Data for this task:
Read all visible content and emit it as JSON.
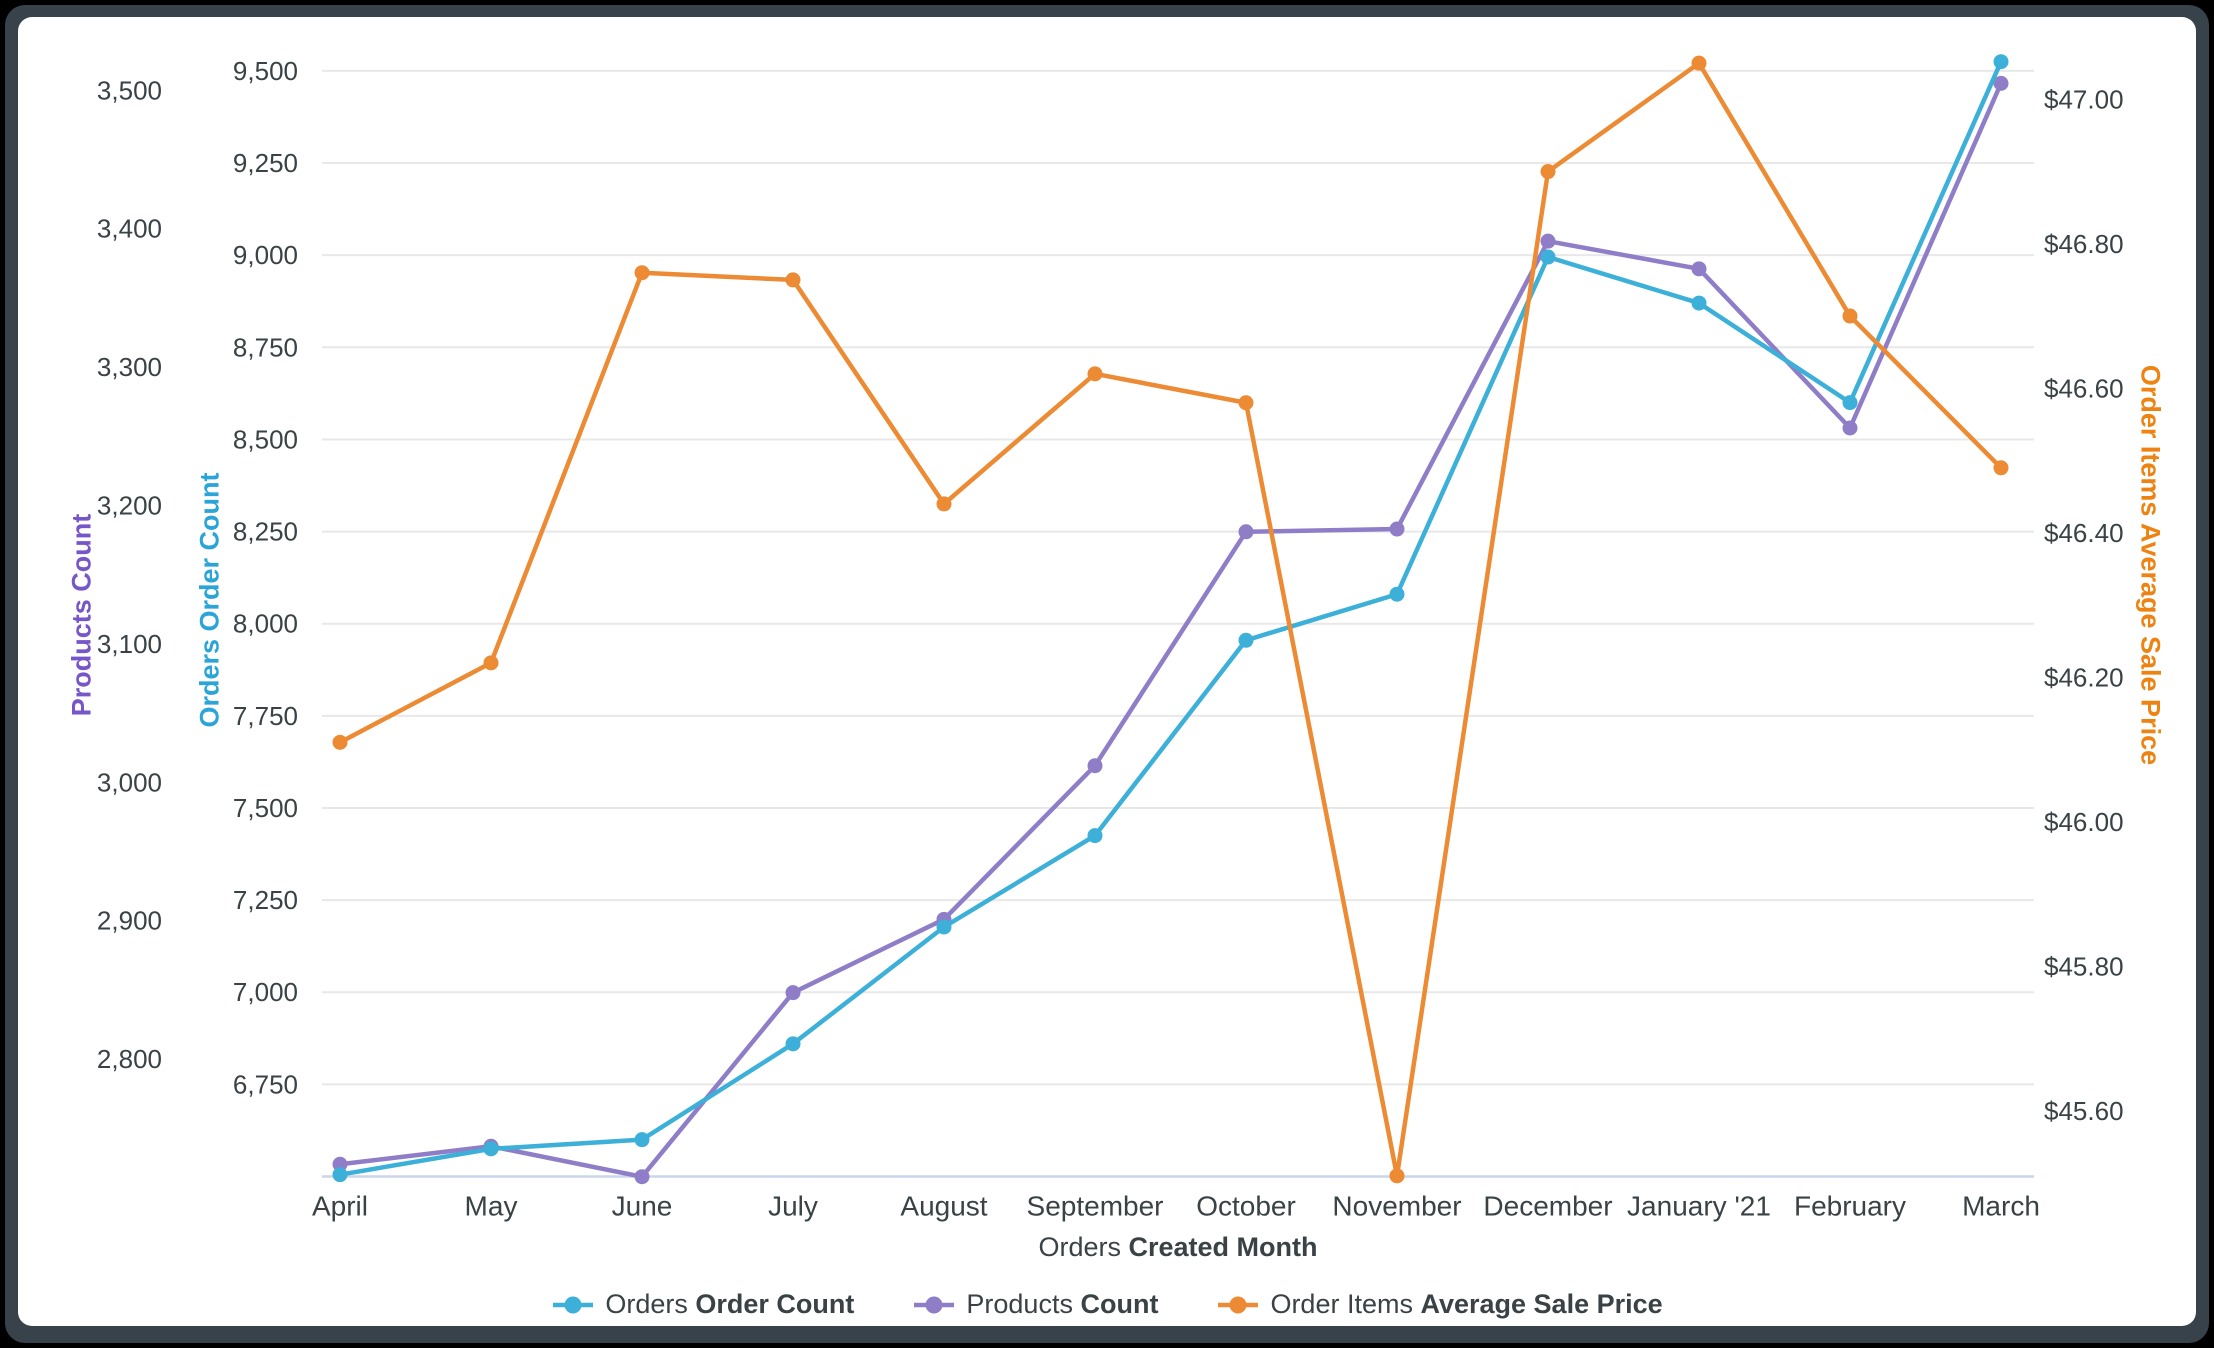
{
  "chart_data": {
    "type": "line",
    "title": "",
    "x_axis_title": {
      "prefix": "Orders",
      "bold": "Created Month"
    },
    "categories": [
      "April",
      "May",
      "June",
      "July",
      "August",
      "September",
      "October",
      "November",
      "December",
      "January '21",
      "February",
      "March"
    ],
    "grid": true,
    "legend_position": "bottom",
    "series": [
      {
        "key": "orders-order-count",
        "name_prefix": "Orders",
        "name_bold": "Order Count",
        "color": "#3cb0d8",
        "axis": "orders",
        "values": [
          6505,
          6575,
          6600,
          6860,
          7177,
          7425,
          7955,
          8080,
          8995,
          8870,
          8600,
          9525
        ]
      },
      {
        "key": "products-count",
        "name_prefix": "Products",
        "name_bold": "Count",
        "color": "#8f7ec7",
        "axis": "products",
        "values": [
          2724,
          2737,
          2715,
          2848,
          2901,
          3012,
          3181,
          3183,
          3391,
          3371,
          3256,
          3505
        ]
      },
      {
        "key": "order-items-average-sale-price",
        "name_prefix": "Order Items",
        "name_bold": "Average Sale Price",
        "color": "#ec8b33",
        "axis": "price",
        "values": [
          46.11,
          46.22,
          46.76,
          46.75,
          46.44,
          46.62,
          46.58,
          45.51,
          46.9,
          47.05,
          46.7,
          46.49
        ]
      }
    ],
    "axes": {
      "products": {
        "title": "Products Count",
        "side": "left-outer",
        "color": "#7656c8",
        "tick_labels": [
          "2,800",
          "2,900",
          "3,000",
          "3,100",
          "3,200",
          "3,300",
          "3,400",
          "3,500"
        ],
        "tick_values": [
          2800,
          2900,
          3000,
          3100,
          3200,
          3300,
          3400,
          3500
        ],
        "range_at_plot": [
          2715,
          3514
        ]
      },
      "orders": {
        "title": "Orders Order Count",
        "side": "left-inner",
        "color": "#2ba4d8",
        "tick_labels": [
          "6,750",
          "7,000",
          "7,250",
          "7,500",
          "7,750",
          "8,000",
          "8,250",
          "8,500",
          "8,750",
          "9,000",
          "9,250",
          "9,500"
        ],
        "tick_values": [
          6750,
          7000,
          7250,
          7500,
          7750,
          8000,
          8250,
          8500,
          8750,
          9000,
          9250,
          9500
        ],
        "range_at_plot": [
          6500,
          9586
        ]
      },
      "price": {
        "title": "Order Items Average Sale Price",
        "side": "right",
        "color": "#ee8312",
        "tick_labels": [
          "$45.60",
          "$45.80",
          "$46.00",
          "$46.20",
          "$46.40",
          "$46.60",
          "$46.80",
          "$47.00"
        ],
        "tick_values": [
          45.6,
          45.8,
          46.0,
          46.2,
          46.4,
          46.6,
          46.8,
          47.0
        ],
        "range_at_plot": [
          45.509,
          47.1
        ]
      }
    },
    "style": {
      "gridline_color": "#e8e8e8",
      "axis_line_color": "#ccd6eb",
      "tick_text_color": "#3a4245",
      "background": "#ffffff"
    }
  }
}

Given exercise:
Copy the material above exactly and drop the pictures.

The answer:
Read all visible content and emit it as JSON.
{
  "chart_data": {
    "type": "line",
    "title": "",
    "x_axis_title": {
      "prefix": "Orders",
      "bold": "Created Month"
    },
    "categories": [
      "April",
      "May",
      "June",
      "July",
      "August",
      "September",
      "October",
      "November",
      "December",
      "January '21",
      "February",
      "March"
    ],
    "grid": true,
    "legend_position": "bottom",
    "series": [
      {
        "key": "orders-order-count",
        "name_prefix": "Orders",
        "name_bold": "Order Count",
        "color": "#3cb0d8",
        "axis": "orders",
        "values": [
          6505,
          6575,
          6600,
          6860,
          7177,
          7425,
          7955,
          8080,
          8995,
          8870,
          8600,
          9525
        ]
      },
      {
        "key": "products-count",
        "name_prefix": "Products",
        "name_bold": "Count",
        "color": "#8f7ec7",
        "axis": "products",
        "values": [
          2724,
          2737,
          2715,
          2848,
          2901,
          3012,
          3181,
          3183,
          3391,
          3371,
          3256,
          3505
        ]
      },
      {
        "key": "order-items-average-sale-price",
        "name_prefix": "Order Items",
        "name_bold": "Average Sale Price",
        "color": "#ec8b33",
        "axis": "price",
        "values": [
          46.11,
          46.22,
          46.76,
          46.75,
          46.44,
          46.62,
          46.58,
          45.51,
          46.9,
          47.05,
          46.7,
          46.49
        ]
      }
    ],
    "axes": {
      "products": {
        "title": "Products Count",
        "side": "left-outer",
        "color": "#7656c8",
        "tick_labels": [
          "2,800",
          "2,900",
          "3,000",
          "3,100",
          "3,200",
          "3,300",
          "3,400",
          "3,500"
        ],
        "tick_values": [
          2800,
          2900,
          3000,
          3100,
          3200,
          3300,
          3400,
          3500
        ],
        "range_at_plot": [
          2715,
          3514
        ]
      },
      "orders": {
        "title": "Orders Order Count",
        "side": "left-inner",
        "color": "#2ba4d8",
        "tick_labels": [
          "6,750",
          "7,000",
          "7,250",
          "7,500",
          "7,750",
          "8,000",
          "8,250",
          "8,500",
          "8,750",
          "9,000",
          "9,250",
          "9,500"
        ],
        "tick_values": [
          6750,
          7000,
          7250,
          7500,
          7750,
          8000,
          8250,
          8500,
          8750,
          9000,
          9250,
          9500
        ],
        "range_at_plot": [
          6500,
          9586
        ]
      },
      "price": {
        "title": "Order Items Average Sale Price",
        "side": "right",
        "color": "#ee8312",
        "tick_labels": [
          "$45.60",
          "$45.80",
          "$46.00",
          "$46.20",
          "$46.40",
          "$46.60",
          "$46.80",
          "$47.00"
        ],
        "tick_values": [
          45.6,
          45.8,
          46.0,
          46.2,
          46.4,
          46.6,
          46.8,
          47.0
        ],
        "range_at_plot": [
          45.509,
          47.1
        ]
      }
    },
    "style": {
      "gridline_color": "#e8e8e8",
      "axis_line_color": "#ccd6eb",
      "tick_text_color": "#3a4245",
      "background": "#ffffff"
    }
  }
}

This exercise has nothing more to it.